**Given problem:**
Read through the records below and copy each line that uses the word "CEILING".

**Data excerpts:**
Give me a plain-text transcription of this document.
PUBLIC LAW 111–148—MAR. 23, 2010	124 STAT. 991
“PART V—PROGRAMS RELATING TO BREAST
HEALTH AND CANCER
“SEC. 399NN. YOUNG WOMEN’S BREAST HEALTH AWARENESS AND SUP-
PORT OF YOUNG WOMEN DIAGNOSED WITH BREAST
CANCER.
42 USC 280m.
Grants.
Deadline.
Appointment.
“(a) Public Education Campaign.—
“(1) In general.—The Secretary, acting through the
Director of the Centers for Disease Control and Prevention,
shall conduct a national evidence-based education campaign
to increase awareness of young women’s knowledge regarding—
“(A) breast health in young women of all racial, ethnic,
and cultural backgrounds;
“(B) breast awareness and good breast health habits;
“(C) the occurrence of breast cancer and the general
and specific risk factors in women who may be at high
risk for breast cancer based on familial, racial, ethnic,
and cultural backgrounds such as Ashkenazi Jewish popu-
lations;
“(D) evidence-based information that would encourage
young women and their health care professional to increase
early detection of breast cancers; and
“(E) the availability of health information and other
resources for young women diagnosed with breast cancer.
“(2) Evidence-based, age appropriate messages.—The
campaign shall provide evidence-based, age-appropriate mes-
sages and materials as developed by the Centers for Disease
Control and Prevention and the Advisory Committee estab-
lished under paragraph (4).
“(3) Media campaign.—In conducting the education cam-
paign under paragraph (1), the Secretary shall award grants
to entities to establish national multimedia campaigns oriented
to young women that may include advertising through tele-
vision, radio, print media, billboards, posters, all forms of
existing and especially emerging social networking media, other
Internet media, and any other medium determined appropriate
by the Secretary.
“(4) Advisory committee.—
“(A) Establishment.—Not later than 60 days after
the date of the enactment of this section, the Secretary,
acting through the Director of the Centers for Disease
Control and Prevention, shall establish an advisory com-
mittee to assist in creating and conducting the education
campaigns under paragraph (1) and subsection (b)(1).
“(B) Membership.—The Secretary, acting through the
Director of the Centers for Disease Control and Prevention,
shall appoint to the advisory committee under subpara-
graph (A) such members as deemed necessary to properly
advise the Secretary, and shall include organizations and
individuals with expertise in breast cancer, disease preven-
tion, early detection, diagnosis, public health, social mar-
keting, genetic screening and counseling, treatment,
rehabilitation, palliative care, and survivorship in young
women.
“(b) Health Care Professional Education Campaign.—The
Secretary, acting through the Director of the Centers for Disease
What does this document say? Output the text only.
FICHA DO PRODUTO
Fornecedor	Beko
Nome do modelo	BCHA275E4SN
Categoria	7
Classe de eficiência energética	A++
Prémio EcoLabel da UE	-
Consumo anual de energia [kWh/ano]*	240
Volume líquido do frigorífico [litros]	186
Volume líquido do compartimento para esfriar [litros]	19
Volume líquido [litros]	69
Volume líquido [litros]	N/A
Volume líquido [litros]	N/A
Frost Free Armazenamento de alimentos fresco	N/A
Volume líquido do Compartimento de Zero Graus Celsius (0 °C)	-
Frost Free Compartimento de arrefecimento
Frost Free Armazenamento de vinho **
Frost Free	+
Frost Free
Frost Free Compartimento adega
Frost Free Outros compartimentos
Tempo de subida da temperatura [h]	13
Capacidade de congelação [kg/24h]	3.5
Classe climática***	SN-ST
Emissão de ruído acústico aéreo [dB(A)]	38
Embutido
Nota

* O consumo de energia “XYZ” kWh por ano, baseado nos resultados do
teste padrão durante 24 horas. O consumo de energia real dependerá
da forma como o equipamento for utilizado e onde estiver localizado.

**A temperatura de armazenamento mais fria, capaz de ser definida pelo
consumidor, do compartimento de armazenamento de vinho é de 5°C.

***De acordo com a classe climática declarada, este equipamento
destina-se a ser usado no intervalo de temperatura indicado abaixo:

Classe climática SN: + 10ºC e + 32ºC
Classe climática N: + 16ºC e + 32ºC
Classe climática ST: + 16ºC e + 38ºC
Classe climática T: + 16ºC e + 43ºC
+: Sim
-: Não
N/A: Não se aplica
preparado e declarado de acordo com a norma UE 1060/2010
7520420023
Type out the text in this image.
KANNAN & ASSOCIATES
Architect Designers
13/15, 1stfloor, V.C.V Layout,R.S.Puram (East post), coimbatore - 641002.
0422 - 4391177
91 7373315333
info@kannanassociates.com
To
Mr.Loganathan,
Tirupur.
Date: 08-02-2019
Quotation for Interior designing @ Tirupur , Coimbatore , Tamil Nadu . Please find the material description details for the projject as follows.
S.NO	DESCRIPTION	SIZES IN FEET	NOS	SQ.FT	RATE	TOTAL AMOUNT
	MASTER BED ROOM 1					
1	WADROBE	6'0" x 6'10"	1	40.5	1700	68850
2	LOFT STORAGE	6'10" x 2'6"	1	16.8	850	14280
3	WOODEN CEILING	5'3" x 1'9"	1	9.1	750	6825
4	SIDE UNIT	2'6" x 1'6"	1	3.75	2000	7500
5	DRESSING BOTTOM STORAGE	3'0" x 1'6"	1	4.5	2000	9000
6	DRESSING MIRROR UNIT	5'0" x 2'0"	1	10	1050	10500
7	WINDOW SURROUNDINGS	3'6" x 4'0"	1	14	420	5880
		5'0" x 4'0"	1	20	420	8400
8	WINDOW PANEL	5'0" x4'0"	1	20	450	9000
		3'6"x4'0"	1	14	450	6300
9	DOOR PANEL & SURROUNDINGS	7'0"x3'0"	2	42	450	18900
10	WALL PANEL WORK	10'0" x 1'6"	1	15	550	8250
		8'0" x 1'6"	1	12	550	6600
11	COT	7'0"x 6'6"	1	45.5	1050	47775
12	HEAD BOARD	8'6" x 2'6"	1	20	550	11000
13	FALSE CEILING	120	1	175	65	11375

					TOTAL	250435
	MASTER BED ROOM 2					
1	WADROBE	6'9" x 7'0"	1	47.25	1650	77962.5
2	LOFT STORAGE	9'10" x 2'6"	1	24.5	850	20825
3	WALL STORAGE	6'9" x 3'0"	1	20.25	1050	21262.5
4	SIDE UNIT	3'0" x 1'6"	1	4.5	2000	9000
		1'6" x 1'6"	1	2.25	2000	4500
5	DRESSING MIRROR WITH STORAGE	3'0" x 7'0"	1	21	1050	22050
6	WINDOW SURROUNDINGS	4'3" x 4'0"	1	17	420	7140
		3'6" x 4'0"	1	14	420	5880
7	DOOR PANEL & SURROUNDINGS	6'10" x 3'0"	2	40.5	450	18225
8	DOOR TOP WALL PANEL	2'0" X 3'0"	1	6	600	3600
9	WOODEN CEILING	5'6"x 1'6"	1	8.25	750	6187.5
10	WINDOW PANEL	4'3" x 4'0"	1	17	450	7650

**Result of this exercise:**
3	WOODEN CEILING	5'3" x 1'9"	1	9.1	750	6825
13	FALSE CEILING	120	1	175	65	11375
9	WOODEN CEILING	5'6"x 1'6"	1	8.25	750	6187.5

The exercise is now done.